### The exercise
Take from the listing each line that has the string "Academy".
|---|
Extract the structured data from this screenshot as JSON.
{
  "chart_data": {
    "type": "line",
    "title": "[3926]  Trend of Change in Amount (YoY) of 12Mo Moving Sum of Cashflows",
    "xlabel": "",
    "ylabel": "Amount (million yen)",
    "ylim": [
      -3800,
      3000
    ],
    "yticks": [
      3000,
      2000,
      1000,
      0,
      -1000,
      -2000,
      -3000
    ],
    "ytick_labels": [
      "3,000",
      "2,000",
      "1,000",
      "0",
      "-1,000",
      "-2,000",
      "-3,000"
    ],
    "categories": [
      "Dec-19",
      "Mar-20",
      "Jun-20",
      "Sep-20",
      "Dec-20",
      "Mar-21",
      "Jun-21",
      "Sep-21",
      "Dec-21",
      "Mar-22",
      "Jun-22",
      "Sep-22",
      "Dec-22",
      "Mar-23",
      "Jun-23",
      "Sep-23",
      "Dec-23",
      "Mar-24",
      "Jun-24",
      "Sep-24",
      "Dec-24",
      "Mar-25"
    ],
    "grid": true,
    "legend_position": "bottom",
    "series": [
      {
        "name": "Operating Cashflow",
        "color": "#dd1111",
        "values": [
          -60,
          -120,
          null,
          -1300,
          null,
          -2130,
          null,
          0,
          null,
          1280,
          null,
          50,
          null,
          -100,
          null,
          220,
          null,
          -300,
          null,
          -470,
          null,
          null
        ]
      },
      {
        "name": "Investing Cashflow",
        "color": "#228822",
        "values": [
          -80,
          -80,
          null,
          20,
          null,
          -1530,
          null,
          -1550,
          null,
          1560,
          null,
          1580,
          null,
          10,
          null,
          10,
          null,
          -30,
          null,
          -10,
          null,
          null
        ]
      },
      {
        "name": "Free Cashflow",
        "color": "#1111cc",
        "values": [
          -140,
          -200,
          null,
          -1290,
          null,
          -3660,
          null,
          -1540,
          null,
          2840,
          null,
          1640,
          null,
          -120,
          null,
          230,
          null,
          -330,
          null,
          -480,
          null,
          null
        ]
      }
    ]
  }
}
|---|
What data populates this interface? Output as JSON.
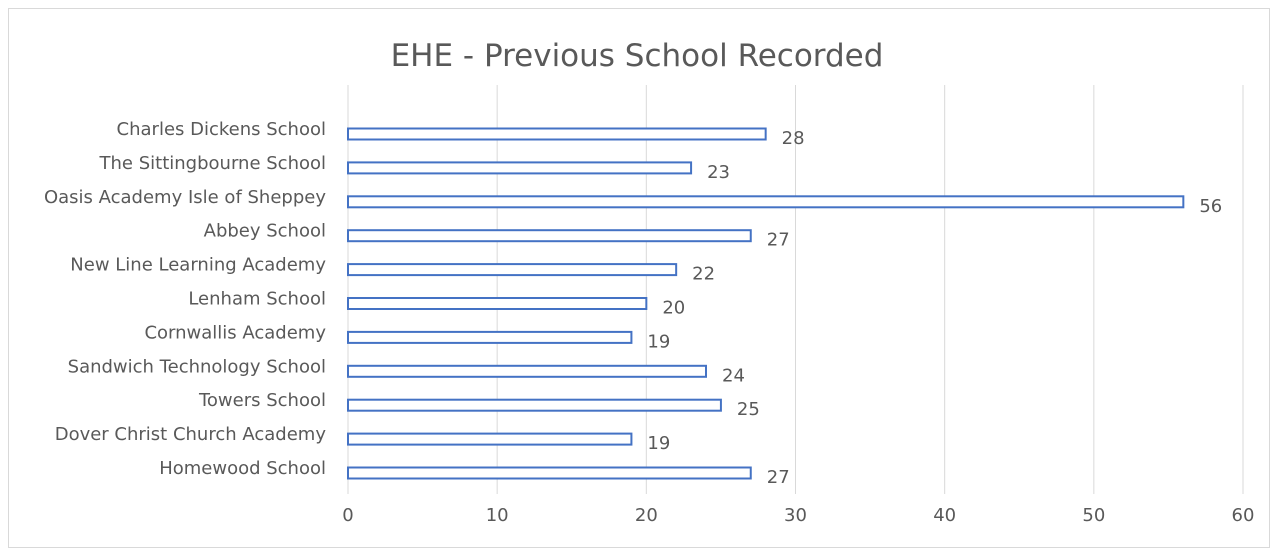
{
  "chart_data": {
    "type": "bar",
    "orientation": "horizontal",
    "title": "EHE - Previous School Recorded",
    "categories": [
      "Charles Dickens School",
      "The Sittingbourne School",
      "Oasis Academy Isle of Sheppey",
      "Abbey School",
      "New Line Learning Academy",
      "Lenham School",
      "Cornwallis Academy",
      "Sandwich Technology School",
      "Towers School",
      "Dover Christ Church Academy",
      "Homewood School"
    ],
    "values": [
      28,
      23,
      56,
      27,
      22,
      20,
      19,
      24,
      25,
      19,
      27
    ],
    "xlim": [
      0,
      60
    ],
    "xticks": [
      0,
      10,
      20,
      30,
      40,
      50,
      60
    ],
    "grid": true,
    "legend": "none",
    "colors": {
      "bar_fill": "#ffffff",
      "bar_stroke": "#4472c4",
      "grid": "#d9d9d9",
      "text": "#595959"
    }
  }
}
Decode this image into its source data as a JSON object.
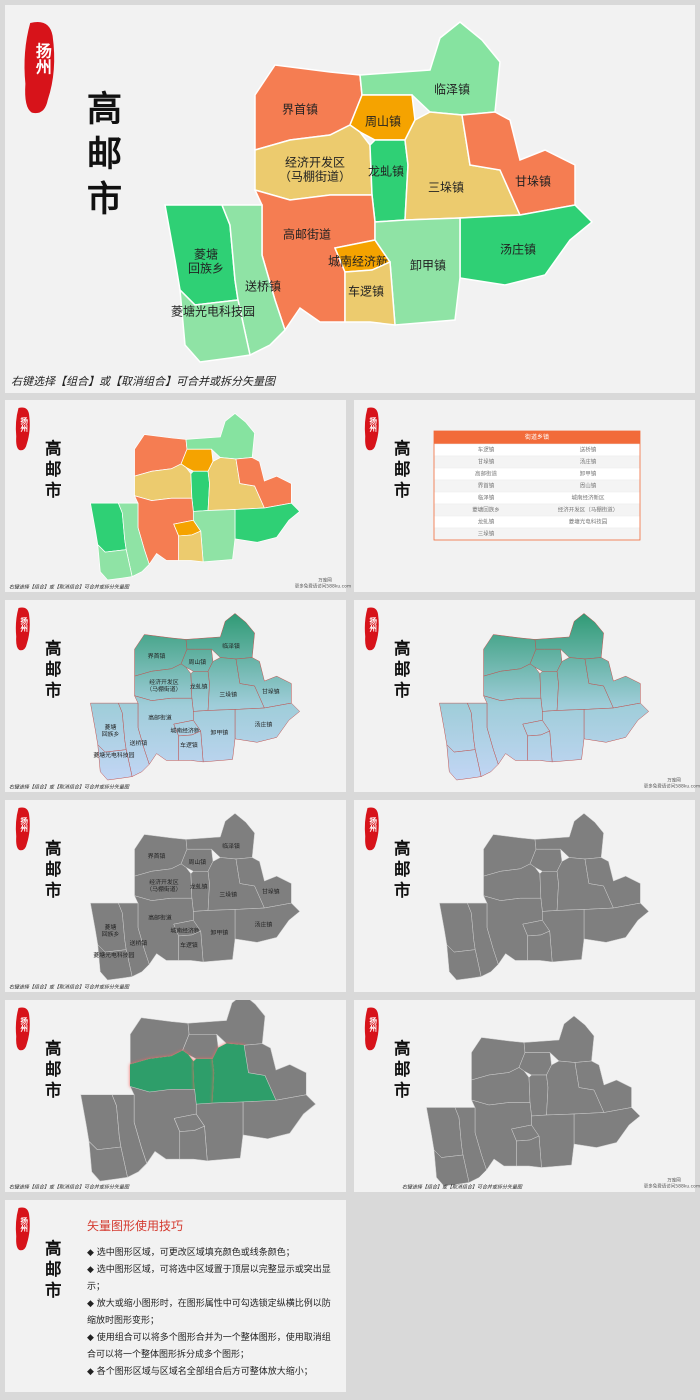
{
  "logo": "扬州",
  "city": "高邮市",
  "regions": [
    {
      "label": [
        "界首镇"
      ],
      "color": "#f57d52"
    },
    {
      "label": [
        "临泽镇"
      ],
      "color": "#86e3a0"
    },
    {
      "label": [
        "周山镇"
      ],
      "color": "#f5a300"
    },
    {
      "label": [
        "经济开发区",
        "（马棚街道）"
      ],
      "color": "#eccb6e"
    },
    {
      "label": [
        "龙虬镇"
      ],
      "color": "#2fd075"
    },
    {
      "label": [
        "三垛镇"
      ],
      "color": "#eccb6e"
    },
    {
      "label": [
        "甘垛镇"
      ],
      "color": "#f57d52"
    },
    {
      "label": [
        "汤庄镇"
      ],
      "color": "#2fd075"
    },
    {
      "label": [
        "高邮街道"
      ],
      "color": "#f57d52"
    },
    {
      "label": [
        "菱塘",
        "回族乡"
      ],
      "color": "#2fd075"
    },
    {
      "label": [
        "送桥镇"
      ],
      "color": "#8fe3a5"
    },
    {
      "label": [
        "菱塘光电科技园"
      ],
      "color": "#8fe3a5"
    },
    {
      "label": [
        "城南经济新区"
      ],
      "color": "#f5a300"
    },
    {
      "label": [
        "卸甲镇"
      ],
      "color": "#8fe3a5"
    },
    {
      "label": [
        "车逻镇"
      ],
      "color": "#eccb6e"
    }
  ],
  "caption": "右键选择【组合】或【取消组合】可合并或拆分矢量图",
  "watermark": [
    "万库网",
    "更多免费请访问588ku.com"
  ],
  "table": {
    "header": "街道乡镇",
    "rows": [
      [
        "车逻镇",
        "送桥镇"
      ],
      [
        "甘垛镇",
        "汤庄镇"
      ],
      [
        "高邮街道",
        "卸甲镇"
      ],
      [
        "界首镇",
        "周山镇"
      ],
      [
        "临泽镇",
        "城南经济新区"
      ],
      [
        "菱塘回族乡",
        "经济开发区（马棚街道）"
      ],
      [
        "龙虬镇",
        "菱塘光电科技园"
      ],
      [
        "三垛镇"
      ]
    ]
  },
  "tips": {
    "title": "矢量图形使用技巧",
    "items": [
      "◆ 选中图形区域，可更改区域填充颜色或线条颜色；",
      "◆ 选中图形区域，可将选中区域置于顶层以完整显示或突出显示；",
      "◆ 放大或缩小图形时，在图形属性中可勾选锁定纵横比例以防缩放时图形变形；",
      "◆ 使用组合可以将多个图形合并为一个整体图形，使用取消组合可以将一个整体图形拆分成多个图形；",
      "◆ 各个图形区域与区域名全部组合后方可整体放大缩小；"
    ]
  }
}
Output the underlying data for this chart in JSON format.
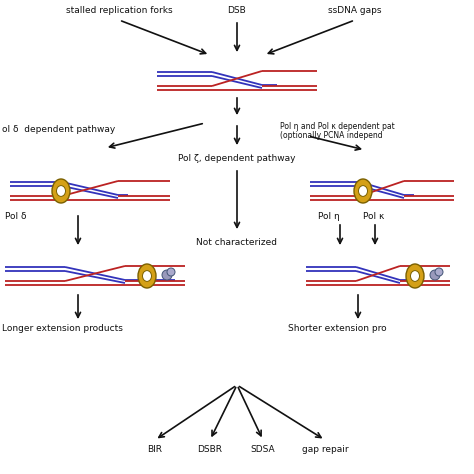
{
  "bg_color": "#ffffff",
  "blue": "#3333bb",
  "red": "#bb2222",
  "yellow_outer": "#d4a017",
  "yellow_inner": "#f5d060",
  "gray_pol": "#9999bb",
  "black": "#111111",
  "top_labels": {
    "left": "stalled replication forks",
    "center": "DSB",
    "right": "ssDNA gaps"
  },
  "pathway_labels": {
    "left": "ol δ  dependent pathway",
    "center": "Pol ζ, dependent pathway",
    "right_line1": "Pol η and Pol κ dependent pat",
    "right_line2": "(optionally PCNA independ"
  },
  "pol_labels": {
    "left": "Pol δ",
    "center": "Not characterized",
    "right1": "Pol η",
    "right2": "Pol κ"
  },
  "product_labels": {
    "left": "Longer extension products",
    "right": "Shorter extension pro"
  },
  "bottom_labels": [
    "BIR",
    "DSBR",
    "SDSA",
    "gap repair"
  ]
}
|---|
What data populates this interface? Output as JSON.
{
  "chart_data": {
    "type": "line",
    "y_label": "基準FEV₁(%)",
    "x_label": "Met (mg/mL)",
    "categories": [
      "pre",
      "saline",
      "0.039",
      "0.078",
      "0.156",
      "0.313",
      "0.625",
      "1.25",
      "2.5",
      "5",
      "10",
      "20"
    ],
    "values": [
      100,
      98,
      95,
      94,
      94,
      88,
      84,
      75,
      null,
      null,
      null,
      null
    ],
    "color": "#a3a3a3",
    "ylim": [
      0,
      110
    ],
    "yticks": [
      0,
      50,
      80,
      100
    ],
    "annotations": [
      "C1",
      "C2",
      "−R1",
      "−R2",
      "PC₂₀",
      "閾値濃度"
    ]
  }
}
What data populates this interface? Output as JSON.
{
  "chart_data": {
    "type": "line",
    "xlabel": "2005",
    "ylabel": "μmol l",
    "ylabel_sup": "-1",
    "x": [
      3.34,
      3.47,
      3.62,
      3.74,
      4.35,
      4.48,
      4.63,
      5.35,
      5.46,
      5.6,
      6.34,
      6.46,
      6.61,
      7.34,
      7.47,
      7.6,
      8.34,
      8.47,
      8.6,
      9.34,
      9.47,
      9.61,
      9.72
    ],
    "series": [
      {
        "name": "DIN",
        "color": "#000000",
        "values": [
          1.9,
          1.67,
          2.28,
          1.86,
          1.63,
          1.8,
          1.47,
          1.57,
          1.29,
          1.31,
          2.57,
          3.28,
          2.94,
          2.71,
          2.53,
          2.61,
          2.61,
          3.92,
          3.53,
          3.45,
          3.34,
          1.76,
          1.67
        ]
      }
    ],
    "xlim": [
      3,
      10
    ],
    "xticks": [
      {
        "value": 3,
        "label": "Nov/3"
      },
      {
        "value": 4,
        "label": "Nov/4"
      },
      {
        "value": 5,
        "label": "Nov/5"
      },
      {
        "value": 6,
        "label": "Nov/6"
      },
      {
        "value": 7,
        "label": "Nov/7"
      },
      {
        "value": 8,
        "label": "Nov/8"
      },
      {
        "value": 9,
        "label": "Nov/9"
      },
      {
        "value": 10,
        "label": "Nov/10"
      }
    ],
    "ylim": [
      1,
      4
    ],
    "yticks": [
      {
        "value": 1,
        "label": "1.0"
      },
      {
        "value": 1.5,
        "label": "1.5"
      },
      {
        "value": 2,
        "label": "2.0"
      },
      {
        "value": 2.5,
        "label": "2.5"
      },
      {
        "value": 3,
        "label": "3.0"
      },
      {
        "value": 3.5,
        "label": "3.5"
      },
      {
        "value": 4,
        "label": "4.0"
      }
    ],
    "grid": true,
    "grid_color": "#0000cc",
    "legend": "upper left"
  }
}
|---|
### Finished answer
      "Oasis Academy Isle of Sheppey",
      "New Line Learning Academy",
      "Cornwallis Academy",
      "Dover Christ Church Academy",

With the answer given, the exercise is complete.